◆ Your objective: Go through the material below and copy each line where the word "progress" appears.

◆ Given records:
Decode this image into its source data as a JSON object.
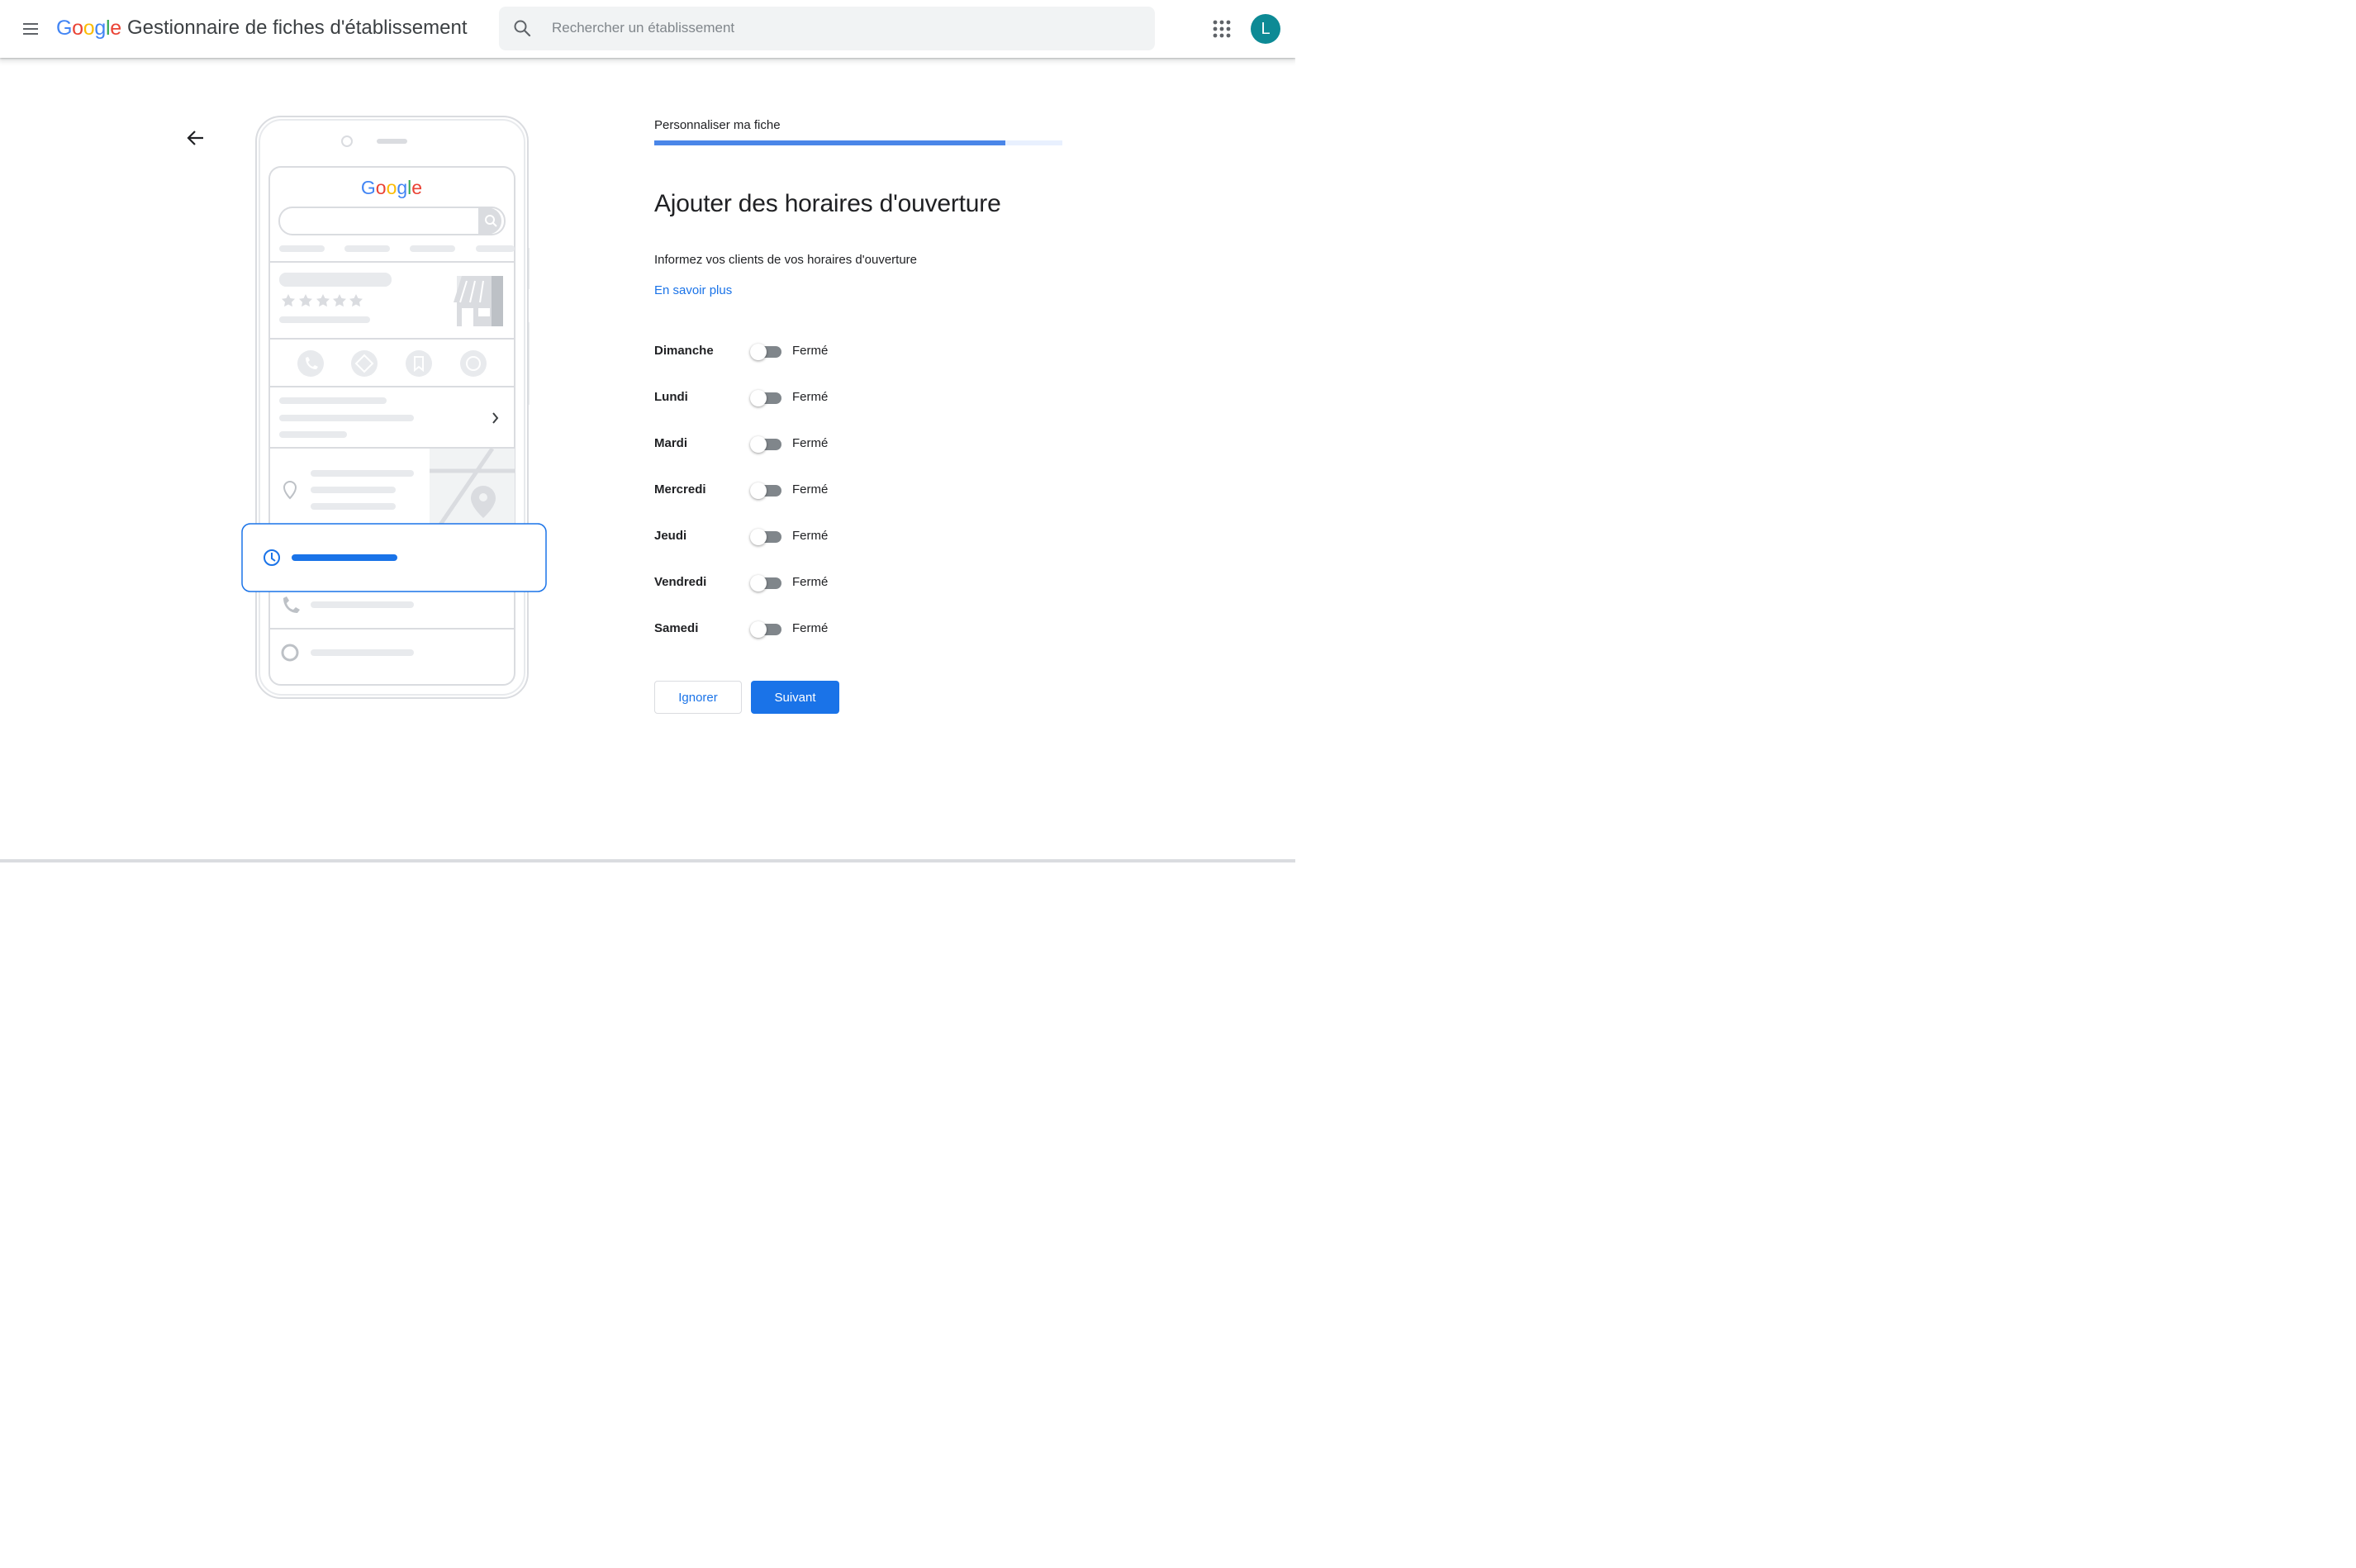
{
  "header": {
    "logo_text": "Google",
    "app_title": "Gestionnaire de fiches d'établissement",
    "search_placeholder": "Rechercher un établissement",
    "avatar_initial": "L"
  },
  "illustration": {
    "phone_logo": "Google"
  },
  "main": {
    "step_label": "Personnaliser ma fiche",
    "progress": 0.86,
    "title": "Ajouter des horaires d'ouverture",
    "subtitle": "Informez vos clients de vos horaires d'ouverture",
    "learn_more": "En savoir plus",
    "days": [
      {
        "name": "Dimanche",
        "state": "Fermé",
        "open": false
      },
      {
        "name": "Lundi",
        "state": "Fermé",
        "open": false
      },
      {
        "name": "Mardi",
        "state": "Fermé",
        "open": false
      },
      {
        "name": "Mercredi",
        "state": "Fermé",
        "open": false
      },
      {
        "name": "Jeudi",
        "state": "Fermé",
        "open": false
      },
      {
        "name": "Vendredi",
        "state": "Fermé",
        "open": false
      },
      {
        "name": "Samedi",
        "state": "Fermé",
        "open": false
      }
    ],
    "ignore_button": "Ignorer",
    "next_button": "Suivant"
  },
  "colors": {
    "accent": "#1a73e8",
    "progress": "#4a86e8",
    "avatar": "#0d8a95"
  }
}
---
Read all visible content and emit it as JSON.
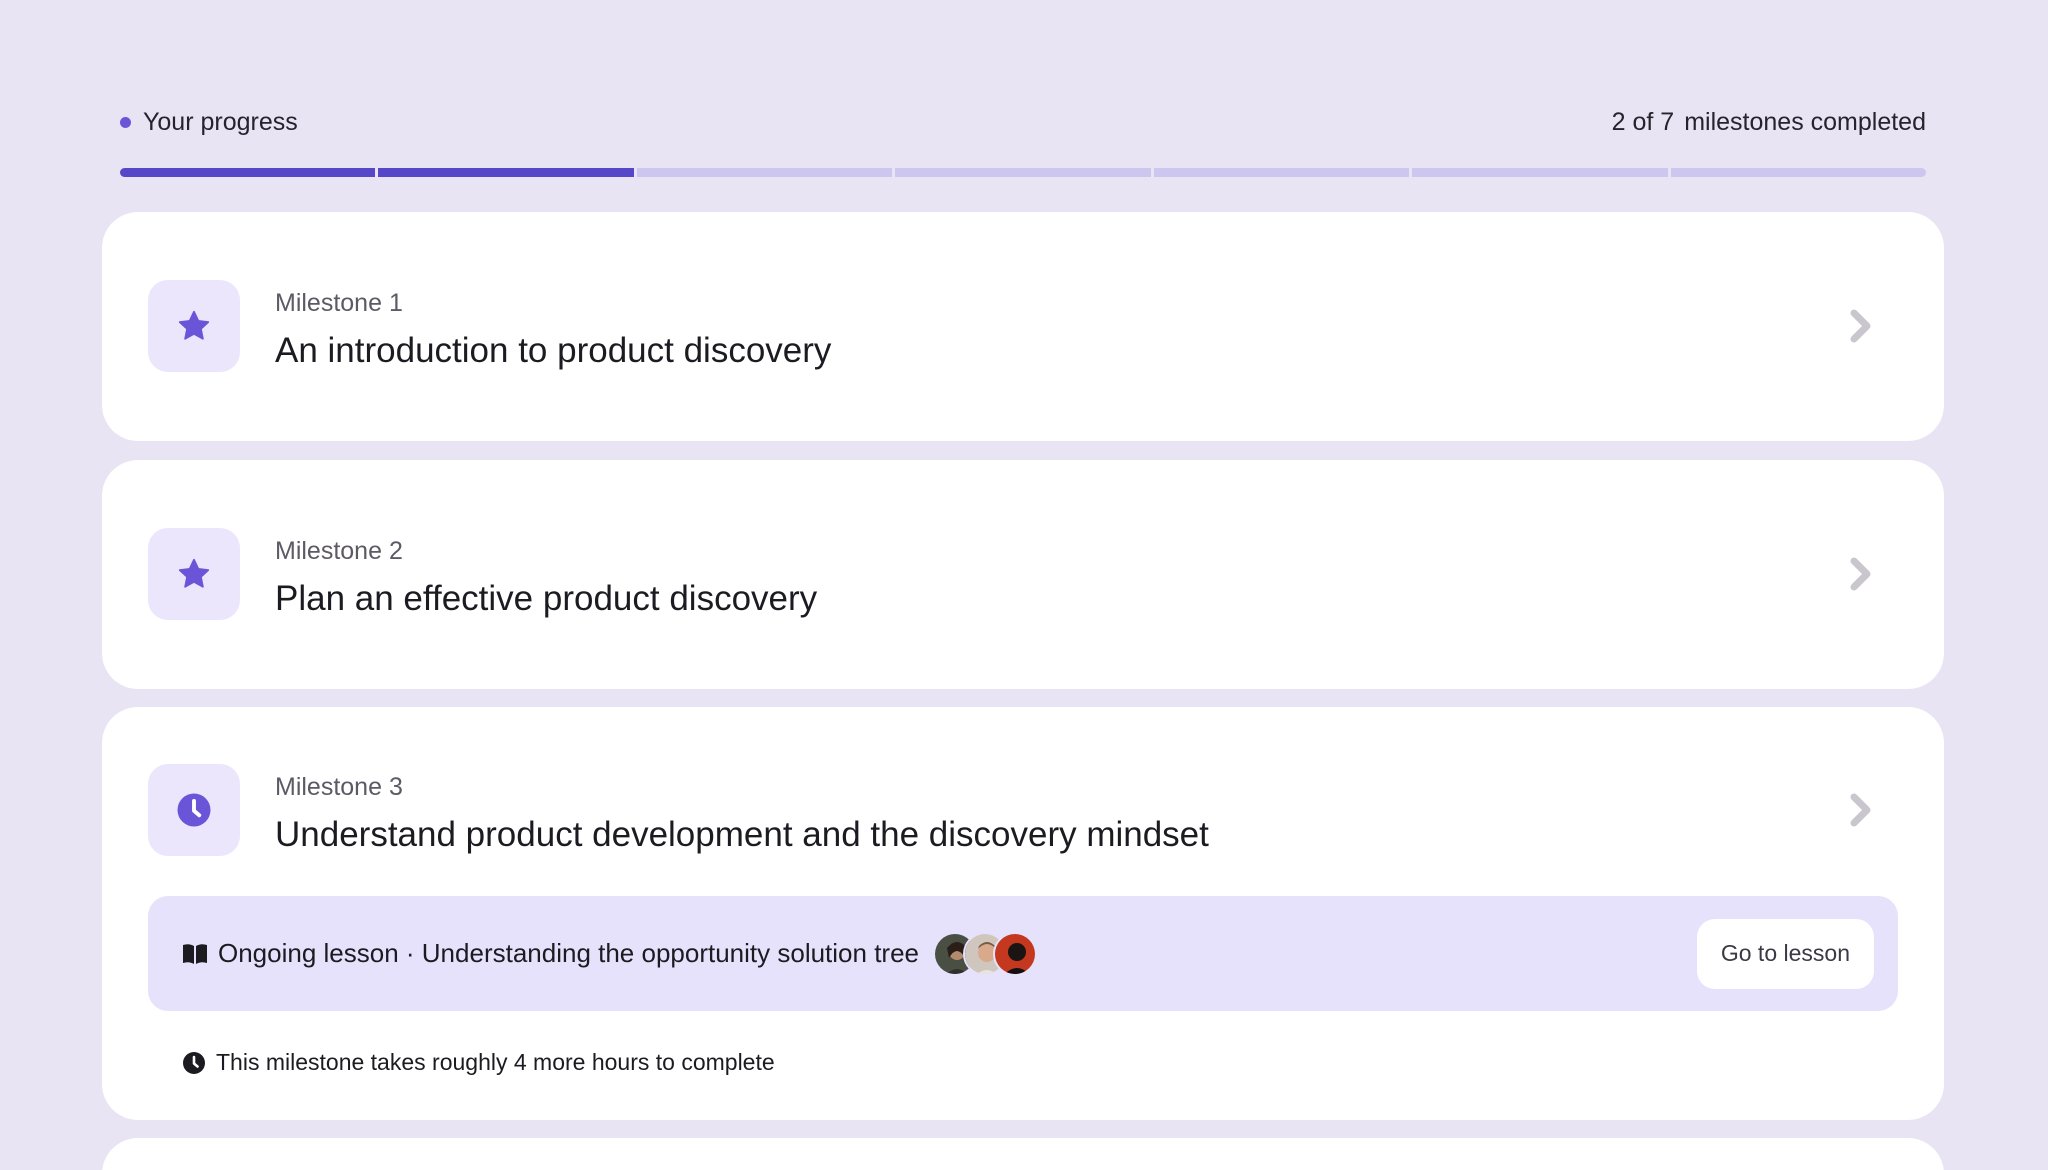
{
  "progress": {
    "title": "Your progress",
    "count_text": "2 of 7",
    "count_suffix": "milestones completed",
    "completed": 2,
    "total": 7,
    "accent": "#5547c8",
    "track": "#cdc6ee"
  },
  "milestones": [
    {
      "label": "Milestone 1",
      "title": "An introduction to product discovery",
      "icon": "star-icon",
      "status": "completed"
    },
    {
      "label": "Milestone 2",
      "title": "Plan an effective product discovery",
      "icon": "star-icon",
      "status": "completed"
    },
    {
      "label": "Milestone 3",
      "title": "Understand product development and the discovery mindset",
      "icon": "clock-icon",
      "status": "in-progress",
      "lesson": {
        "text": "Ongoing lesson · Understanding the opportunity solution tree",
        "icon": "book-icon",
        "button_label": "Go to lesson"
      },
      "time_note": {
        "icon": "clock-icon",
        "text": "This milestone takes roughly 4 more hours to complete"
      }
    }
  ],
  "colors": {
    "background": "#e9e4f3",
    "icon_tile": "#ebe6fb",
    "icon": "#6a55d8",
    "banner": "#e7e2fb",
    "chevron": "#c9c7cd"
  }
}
---
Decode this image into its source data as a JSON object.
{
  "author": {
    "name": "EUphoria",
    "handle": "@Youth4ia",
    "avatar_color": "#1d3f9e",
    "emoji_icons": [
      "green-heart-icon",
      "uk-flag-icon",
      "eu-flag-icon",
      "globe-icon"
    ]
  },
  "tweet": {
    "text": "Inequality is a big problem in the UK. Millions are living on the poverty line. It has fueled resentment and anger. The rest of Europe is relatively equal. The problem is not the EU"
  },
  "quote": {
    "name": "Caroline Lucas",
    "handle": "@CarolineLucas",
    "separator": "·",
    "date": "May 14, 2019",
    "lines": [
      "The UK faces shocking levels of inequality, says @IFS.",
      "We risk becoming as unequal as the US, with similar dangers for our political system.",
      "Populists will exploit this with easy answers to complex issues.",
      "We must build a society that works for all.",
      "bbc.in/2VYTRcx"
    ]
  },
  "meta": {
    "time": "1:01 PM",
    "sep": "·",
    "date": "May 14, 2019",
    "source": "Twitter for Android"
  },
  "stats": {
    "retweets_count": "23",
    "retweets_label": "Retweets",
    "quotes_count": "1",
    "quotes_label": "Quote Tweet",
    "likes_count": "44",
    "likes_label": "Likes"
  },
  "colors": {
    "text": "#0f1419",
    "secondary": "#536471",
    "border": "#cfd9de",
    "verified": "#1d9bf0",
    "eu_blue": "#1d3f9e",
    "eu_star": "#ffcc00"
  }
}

◆ Written solution:
    "progress": 0.86,
    "progress": "#4a86e8",
  "progress": {
    "title": "Your progress",
      "status": "in-progress",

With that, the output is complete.